GOAL. Write out each line that follows exactly as it stands, without the pictures.

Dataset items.

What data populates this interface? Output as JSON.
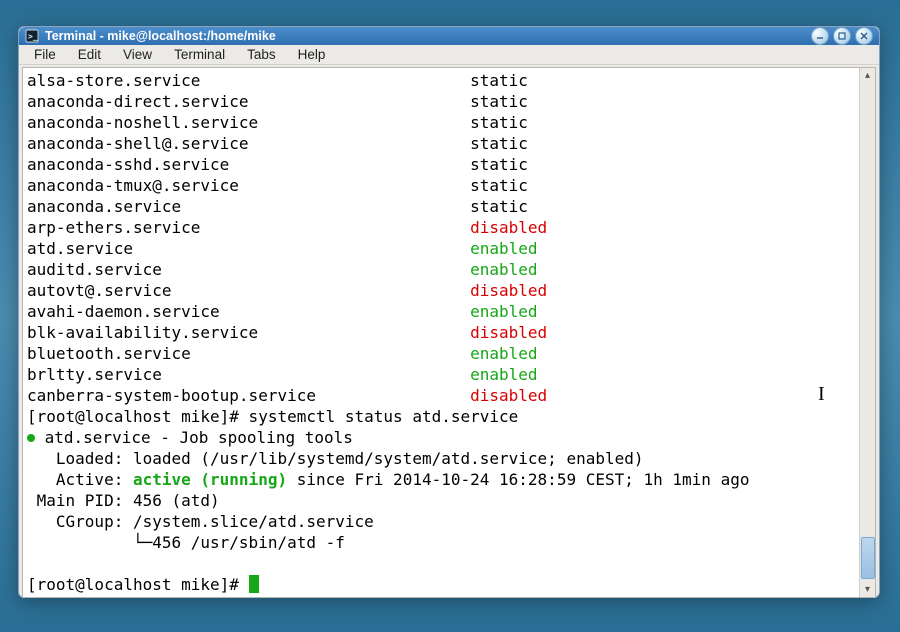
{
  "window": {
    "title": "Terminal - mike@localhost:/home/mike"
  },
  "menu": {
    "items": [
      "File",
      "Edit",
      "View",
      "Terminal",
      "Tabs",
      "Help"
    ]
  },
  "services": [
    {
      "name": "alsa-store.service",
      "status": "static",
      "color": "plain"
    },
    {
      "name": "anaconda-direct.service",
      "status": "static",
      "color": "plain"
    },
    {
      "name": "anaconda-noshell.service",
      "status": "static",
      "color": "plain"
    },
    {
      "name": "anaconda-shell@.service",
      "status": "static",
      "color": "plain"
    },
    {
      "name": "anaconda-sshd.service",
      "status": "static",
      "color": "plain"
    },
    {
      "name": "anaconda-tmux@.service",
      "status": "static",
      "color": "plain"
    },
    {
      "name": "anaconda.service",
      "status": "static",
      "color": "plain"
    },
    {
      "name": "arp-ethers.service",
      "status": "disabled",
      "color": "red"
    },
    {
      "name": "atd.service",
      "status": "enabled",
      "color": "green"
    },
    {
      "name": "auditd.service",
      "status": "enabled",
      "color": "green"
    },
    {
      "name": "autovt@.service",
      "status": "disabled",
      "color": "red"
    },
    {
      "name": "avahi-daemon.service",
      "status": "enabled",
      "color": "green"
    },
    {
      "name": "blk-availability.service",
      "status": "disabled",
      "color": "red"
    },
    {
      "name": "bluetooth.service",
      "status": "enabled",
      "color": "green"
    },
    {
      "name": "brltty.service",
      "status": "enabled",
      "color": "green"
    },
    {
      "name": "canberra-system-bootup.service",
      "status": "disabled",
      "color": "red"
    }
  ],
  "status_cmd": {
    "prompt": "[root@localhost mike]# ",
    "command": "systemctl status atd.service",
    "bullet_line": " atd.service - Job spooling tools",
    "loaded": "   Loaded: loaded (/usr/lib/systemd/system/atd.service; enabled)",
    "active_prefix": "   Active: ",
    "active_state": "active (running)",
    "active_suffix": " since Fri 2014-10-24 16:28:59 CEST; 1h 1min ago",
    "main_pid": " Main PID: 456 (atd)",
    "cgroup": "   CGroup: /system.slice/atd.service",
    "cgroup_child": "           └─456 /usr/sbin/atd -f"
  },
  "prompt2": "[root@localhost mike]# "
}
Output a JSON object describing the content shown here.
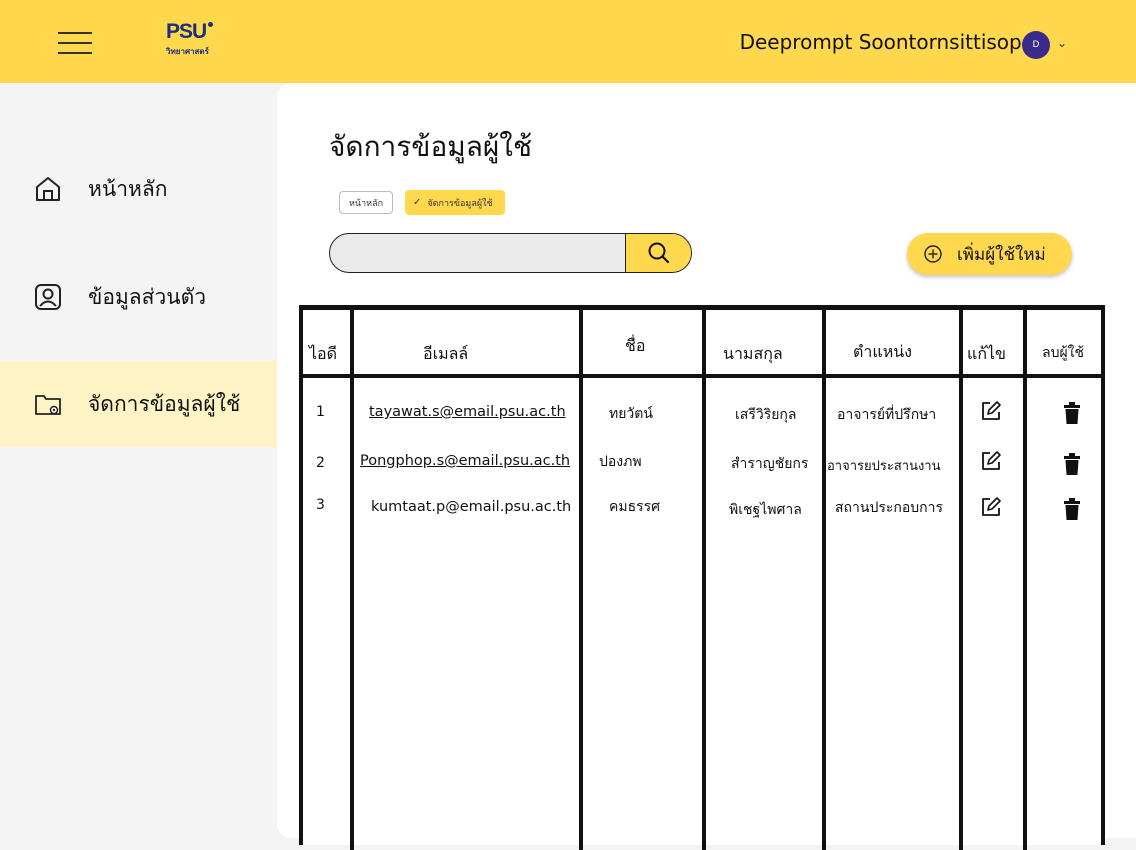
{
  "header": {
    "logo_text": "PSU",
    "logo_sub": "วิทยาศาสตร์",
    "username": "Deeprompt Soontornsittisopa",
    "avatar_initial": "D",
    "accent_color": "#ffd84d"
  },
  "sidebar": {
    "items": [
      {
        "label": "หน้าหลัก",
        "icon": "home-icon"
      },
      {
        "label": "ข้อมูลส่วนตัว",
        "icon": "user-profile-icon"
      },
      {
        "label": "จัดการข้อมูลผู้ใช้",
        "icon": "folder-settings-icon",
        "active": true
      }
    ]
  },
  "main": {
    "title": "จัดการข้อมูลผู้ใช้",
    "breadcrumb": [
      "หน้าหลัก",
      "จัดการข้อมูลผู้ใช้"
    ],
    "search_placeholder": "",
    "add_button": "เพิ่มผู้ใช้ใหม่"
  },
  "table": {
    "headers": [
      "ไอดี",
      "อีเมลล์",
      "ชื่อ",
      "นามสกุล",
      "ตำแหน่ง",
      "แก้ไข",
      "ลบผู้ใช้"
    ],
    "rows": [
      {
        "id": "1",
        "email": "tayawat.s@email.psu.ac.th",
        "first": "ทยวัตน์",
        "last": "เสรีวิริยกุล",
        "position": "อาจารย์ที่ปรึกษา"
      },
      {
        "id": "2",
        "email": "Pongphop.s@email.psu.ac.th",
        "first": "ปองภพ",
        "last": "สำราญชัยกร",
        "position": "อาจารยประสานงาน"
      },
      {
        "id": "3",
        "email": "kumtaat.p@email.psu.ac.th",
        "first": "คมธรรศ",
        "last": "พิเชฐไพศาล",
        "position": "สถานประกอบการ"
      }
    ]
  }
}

OUTPUT FOR THIS TASK.
What data populates this interface? Output as JSON.
{
  "window": {
    "title": "Terminal - mike@localhost:/home/mike"
  },
  "menu": {
    "items": [
      "File",
      "Edit",
      "View",
      "Terminal",
      "Tabs",
      "Help"
    ]
  },
  "services": [
    {
      "name": "alsa-store.service",
      "status": "static",
      "color": "plain"
    },
    {
      "name": "anaconda-direct.service",
      "status": "static",
      "color": "plain"
    },
    {
      "name": "anaconda-noshell.service",
      "status": "static",
      "color": "plain"
    },
    {
      "name": "anaconda-shell@.service",
      "status": "static",
      "color": "plain"
    },
    {
      "name": "anaconda-sshd.service",
      "status": "static",
      "color": "plain"
    },
    {
      "name": "anaconda-tmux@.service",
      "status": "static",
      "color": "plain"
    },
    {
      "name": "anaconda.service",
      "status": "static",
      "color": "plain"
    },
    {
      "name": "arp-ethers.service",
      "status": "disabled",
      "color": "red"
    },
    {
      "name": "atd.service",
      "status": "enabled",
      "color": "green"
    },
    {
      "name": "auditd.service",
      "status": "enabled",
      "color": "green"
    },
    {
      "name": "autovt@.service",
      "status": "disabled",
      "color": "red"
    },
    {
      "name": "avahi-daemon.service",
      "status": "enabled",
      "color": "green"
    },
    {
      "name": "blk-availability.service",
      "status": "disabled",
      "color": "red"
    },
    {
      "name": "bluetooth.service",
      "status": "enabled",
      "color": "green"
    },
    {
      "name": "brltty.service",
      "status": "enabled",
      "color": "green"
    },
    {
      "name": "canberra-system-bootup.service",
      "status": "disabled",
      "color": "red"
    }
  ],
  "status_cmd": {
    "prompt": "[root@localhost mike]# ",
    "command": "systemctl status atd.service",
    "bullet_line": " atd.service - Job spooling tools",
    "loaded": "   Loaded: loaded (/usr/lib/systemd/system/atd.service; enabled)",
    "active_prefix": "   Active: ",
    "active_state": "active (running)",
    "active_suffix": " since Fri 2014-10-24 16:28:59 CEST; 1h 1min ago",
    "main_pid": " Main PID: 456 (atd)",
    "cgroup": "   CGroup: /system.slice/atd.service",
    "cgroup_child": "           └─456 /usr/sbin/atd -f"
  },
  "prompt2": "[root@localhost mike]# "
}
Output a JSON object describing the content shown here.
{
  "header": {
    "logo_text": "PSU",
    "logo_sub": "วิทยาศาสตร์",
    "username": "Deeprompt Soontornsittisopa",
    "avatar_initial": "D",
    "accent_color": "#ffd84d"
  },
  "sidebar": {
    "items": [
      {
        "label": "หน้าหลัก",
        "icon": "home-icon"
      },
      {
        "label": "ข้อมูลส่วนตัว",
        "icon": "user-profile-icon"
      },
      {
        "label": "จัดการข้อมูลผู้ใช้",
        "icon": "folder-settings-icon",
        "active": true
      }
    ]
  },
  "main": {
    "title": "จัดการข้อมูลผู้ใช้",
    "breadcrumb": [
      "หน้าหลัก",
      "จัดการข้อมูลผู้ใช้"
    ],
    "search_placeholder": "",
    "add_button": "เพิ่มผู้ใช้ใหม่"
  },
  "table": {
    "headers": [
      "ไอดี",
      "อีเมลล์",
      "ชื่อ",
      "นามสกุล",
      "ตำแหน่ง",
      "แก้ไข",
      "ลบผู้ใช้"
    ],
    "rows": [
      {
        "id": "1",
        "email": "tayawat.s@email.psu.ac.th",
        "first": "ทยวัตน์",
        "last": "เสรีวิริยกุล",
        "position": "อาจารย์ที่ปรึกษา"
      },
      {
        "id": "2",
        "email": "Pongphop.s@email.psu.ac.th",
        "first": "ปองภพ",
        "last": "สำราญชัยกร",
        "position": "อาจารยประสานงาน"
      },
      {
        "id": "3",
        "email": "kumtaat.p@email.psu.ac.th",
        "first": "คมธรรศ",
        "last": "พิเชฐไพศาล",
        "position": "สถานประกอบการ"
      }
    ]
  }
}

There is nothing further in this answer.